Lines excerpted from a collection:
-- BEGIN --

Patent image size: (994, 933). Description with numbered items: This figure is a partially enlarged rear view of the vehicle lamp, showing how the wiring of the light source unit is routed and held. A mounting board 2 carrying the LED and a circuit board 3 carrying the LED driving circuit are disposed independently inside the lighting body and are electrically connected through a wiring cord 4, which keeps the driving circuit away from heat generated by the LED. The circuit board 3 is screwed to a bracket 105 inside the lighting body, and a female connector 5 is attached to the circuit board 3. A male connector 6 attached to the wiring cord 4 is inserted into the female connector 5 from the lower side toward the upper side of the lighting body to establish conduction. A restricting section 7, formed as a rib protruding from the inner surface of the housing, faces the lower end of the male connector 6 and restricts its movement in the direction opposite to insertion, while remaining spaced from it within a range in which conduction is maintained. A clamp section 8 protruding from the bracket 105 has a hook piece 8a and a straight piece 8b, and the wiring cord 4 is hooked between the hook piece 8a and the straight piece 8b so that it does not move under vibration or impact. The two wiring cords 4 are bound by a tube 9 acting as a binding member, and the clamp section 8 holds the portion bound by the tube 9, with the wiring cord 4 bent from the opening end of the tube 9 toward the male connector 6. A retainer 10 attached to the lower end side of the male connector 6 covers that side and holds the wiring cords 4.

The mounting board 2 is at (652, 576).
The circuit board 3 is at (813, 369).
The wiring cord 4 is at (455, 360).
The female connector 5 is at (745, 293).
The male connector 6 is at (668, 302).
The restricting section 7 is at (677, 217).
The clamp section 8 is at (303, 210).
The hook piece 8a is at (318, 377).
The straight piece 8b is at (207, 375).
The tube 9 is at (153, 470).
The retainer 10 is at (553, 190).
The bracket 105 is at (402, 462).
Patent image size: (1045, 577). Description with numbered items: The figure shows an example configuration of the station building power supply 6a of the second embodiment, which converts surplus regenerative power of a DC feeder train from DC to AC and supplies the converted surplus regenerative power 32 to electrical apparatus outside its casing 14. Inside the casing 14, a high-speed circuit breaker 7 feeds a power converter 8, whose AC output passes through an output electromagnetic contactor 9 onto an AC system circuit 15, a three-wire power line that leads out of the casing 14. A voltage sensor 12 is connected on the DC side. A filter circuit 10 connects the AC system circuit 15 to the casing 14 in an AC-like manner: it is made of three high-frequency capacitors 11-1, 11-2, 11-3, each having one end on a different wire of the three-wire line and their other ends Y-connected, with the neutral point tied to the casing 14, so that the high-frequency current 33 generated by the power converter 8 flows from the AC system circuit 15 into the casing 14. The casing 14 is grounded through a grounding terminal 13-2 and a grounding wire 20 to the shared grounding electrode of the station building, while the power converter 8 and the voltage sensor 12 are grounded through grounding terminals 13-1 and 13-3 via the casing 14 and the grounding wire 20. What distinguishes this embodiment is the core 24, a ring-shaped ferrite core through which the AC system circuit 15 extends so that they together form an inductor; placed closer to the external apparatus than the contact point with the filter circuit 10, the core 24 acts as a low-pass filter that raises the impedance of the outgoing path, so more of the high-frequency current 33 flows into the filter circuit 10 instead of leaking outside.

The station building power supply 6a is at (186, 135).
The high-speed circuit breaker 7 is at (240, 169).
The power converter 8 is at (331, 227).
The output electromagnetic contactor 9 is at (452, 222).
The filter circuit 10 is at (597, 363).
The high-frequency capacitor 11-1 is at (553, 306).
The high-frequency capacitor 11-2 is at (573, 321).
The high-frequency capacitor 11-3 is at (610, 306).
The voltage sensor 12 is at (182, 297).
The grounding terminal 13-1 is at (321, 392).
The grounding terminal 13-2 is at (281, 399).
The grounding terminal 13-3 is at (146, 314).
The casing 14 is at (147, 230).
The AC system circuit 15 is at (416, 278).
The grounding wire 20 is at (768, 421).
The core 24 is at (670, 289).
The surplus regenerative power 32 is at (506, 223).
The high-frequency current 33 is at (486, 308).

-- END --

> [Your task] Please put the lines above into a numbered list, dropping any blank lines.

> [Completed exercise]
1. Patent image size: (994, 933). Description with numbered items: This figure is a partially enlarged rear view of the vehicle lamp, showing how the wiring of the light source unit is routed and held. A mounting board 2 carrying the LED and a circuit board 3 carrying the LED driving circuit are disposed independently inside the lighting body and are electrically connected through a wiring cord 4, which keeps the driving circuit away from heat generated by the LED. The circuit board 3 is screwed to a bracket 105 inside the lighting body, and a female connector 5 is attached to the circuit board 3. A male connector 6 attached to the wiring cord 4 is inserted into the female connector 5 from the lower side toward the upper side of the lighting body to establish conduction. A restricting section 7, formed as a rib protruding from the inner surface of the housing, faces the lower end of the male connector 6 and restricts its movement in the direction opposite to insertion, while remaining spaced from it within a range in which conduction is maintained. A clamp section 8 protruding from the bracket 105 has a hook piece 8a and a straight piece 8b, and the wiring cord 4 is hooked between the hook piece 8a and the straight piece 8b so that it does not move under vibration or impact. The two wiring cords 4 are bound by a tube 9 acting as a binding member, and the clamp section 8 holds the portion bound by the tube 9, with the wiring cord 4 bent from the opening end of the tube 9 toward the male connector 6. A retainer 10 attached to the lower end side of the male connector 6 covers that side and holds the wiring cords 4.
2. The mounting board 2 is at (652, 576).
3. The circuit board 3 is at (813, 369).
4. The wiring cord 4 is at (455, 360).
5. The female connector 5 is at (745, 293).
6. The male connector 6 is at (668, 302).
7. The restricting section 7 is at (677, 217).
8. The clamp section 8 is at (303, 210).
9. The hook piece 8a is at (318, 377).
10. The straight piece 8b is at (207, 375).
11. The tube 9 is at (153, 470).
12. The retainer 10 is at (553, 190).
13. The bracket 105 is at (402, 462).
14. Patent image size: (1045, 577). Description with numbered items: The figure shows an example configuration of the station building power supply 6a of the second embodiment, which converts surplus regenerative power of a DC feeder train from DC to AC and supplies the converted surplus regenerative power 32 to electrical apparatus outside its casing 14. Inside the casing 14, a high-speed circuit breaker 7 feeds a power converter 8, whose AC output passes through an output electromagnetic contactor 9 onto an AC system circuit 15, a three-wire power line that leads out of the casing 14. A voltage sensor 12 is connected on the DC side. A filter circuit 10 connects the AC system circuit 15 to the casing 14 in an AC-like manner: it is made of three high-frequency capacitors 11-1, 11-2, 11-3, each having one end on a different wire of the three-wire line and their other ends Y-connected, with the neutral point tied to the casing 14, so that the high-frequency current 33 generated by the power converter 8 flows from the AC system circuit 15 into the casing 14. The casing 14 is grounded through a grounding terminal 13-2 and a grounding wire 20 to the shared grounding electrode of the station building, while the power converter 8 and the voltage sensor 12 are grounded through grounding terminals 13-1 and 13-3 via the casing 14 and the grounding wire 20. What distinguishes this embodiment is the core 24, a ring-shaped ferrite core through which the AC system circuit 15 extends so that they together form an inductor; placed closer to the external apparatus than the contact point with the filter circuit 10, the core 24 acts as a low-pass filter that raises the impedance of the outgoing path, so more of the high-frequency current 33 flows into the filter circuit 10 instead of leaking outside.
15. The station building power supply 6a is at (186, 135).
16. The high-speed circuit breaker 7 is at (240, 169).
17. The power converter 8 is at (331, 227).
18. The output electromagnetic contactor 9 is at (452, 222).
19. The filter circuit 10 is at (597, 363).
20. The high-frequency capacitor 11-1 is at (553, 306).
21. The high-frequency capacitor 11-2 is at (573, 321).
22. The high-frequency capacitor 11-3 is at (610, 306).
23. The voltage sensor 12 is at (182, 297).
24. The grounding terminal 13-1 is at (321, 392).
25. The grounding terminal 13-2 is at (281, 399).
26. The grounding terminal 13-3 is at (146, 314).
27. The casing 14 is at (147, 230).
28. The AC system circuit 15 is at (416, 278).
29. The grounding wire 20 is at (768, 421).
30. The core 24 is at (670, 289).
31. The surplus regenerative power 32 is at (506, 223).
32. The high-frequency current 33 is at (486, 308).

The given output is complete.